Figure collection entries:
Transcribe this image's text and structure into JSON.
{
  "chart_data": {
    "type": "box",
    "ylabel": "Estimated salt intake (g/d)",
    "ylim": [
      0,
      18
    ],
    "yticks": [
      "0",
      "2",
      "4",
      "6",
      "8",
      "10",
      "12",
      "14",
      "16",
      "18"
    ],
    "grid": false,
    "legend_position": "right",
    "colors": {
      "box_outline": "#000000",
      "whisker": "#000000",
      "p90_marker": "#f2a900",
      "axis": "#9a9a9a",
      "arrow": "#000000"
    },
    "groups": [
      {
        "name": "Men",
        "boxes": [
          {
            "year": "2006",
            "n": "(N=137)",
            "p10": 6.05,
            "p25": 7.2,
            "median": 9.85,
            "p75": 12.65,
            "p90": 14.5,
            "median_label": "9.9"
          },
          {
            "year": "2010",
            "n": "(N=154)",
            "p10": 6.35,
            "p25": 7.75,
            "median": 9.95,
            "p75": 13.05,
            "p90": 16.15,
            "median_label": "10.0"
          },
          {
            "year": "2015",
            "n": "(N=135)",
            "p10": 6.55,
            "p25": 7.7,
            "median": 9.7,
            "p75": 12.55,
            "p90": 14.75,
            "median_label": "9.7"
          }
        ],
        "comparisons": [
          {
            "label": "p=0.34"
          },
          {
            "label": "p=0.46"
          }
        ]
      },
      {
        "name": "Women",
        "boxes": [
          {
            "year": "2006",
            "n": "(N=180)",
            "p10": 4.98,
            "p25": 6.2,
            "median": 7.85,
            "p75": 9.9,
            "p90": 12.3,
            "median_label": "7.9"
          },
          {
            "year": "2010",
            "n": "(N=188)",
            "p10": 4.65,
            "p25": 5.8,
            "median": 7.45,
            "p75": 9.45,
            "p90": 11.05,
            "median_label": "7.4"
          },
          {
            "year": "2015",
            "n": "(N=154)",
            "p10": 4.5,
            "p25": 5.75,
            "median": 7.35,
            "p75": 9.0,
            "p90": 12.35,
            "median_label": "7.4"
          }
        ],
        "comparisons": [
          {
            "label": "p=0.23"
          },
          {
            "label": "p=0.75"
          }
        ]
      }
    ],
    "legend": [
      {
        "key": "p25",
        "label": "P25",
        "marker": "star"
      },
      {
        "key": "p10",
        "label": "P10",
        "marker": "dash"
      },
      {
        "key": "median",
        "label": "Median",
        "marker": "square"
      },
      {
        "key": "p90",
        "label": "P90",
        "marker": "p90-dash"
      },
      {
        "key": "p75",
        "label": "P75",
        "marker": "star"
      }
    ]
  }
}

YOUR GOAL:
Without omitting anything, output the entries exactly.

WRITTEN SOLUTION:
Transcribe this image's text and structure into JSON.
{
  "chart_data": {
    "type": "box",
    "ylabel": "Estimated salt intake (g/d)",
    "ylim": [
      0,
      18
    ],
    "yticks": [
      "0",
      "2",
      "4",
      "6",
      "8",
      "10",
      "12",
      "14",
      "16",
      "18"
    ],
    "grid": false,
    "legend_position": "right",
    "colors": {
      "box_outline": "#000000",
      "whisker": "#000000",
      "p90_marker": "#f2a900",
      "axis": "#9a9a9a",
      "arrow": "#000000"
    },
    "groups": [
      {
        "name": "Men",
        "boxes": [
          {
            "year": "2006",
            "n": "(N=137)",
            "p10": 6.05,
            "p25": 7.2,
            "median": 9.85,
            "p75": 12.65,
            "p90": 14.5,
            "median_label": "9.9"
          },
          {
            "year": "2010",
            "n": "(N=154)",
            "p10": 6.35,
            "p25": 7.75,
            "median": 9.95,
            "p75": 13.05,
            "p90": 16.15,
            "median_label": "10.0"
          },
          {
            "year": "2015",
            "n": "(N=135)",
            "p10": 6.55,
            "p25": 7.7,
            "median": 9.7,
            "p75": 12.55,
            "p90": 14.75,
            "median_label": "9.7"
          }
        ],
        "comparisons": [
          {
            "label": "p=0.34"
          },
          {
            "label": "p=0.46"
          }
        ]
      },
      {
        "name": "Women",
        "boxes": [
          {
            "year": "2006",
            "n": "(N=180)",
            "p10": 4.98,
            "p25": 6.2,
            "median": 7.85,
            "p75": 9.9,
            "p90": 12.3,
            "median_label": "7.9"
          },
          {
            "year": "2010",
            "n": "(N=188)",
            "p10": 4.65,
            "p25": 5.8,
            "median": 7.45,
            "p75": 9.45,
            "p90": 11.05,
            "median_label": "7.4"
          },
          {
            "year": "2015",
            "n": "(N=154)",
            "p10": 4.5,
            "p25": 5.75,
            "median": 7.35,
            "p75": 9.0,
            "p90": 12.35,
            "median_label": "7.4"
          }
        ],
        "comparisons": [
          {
            "label": "p=0.23"
          },
          {
            "label": "p=0.75"
          }
        ]
      }
    ],
    "legend": [
      {
        "key": "p25",
        "label": "P25",
        "marker": "star"
      },
      {
        "key": "p10",
        "label": "P10",
        "marker": "dash"
      },
      {
        "key": "median",
        "label": "Median",
        "marker": "square"
      },
      {
        "key": "p90",
        "label": "P90",
        "marker": "p90-dash"
      },
      {
        "key": "p75",
        "label": "P75",
        "marker": "star"
      }
    ]
  }
}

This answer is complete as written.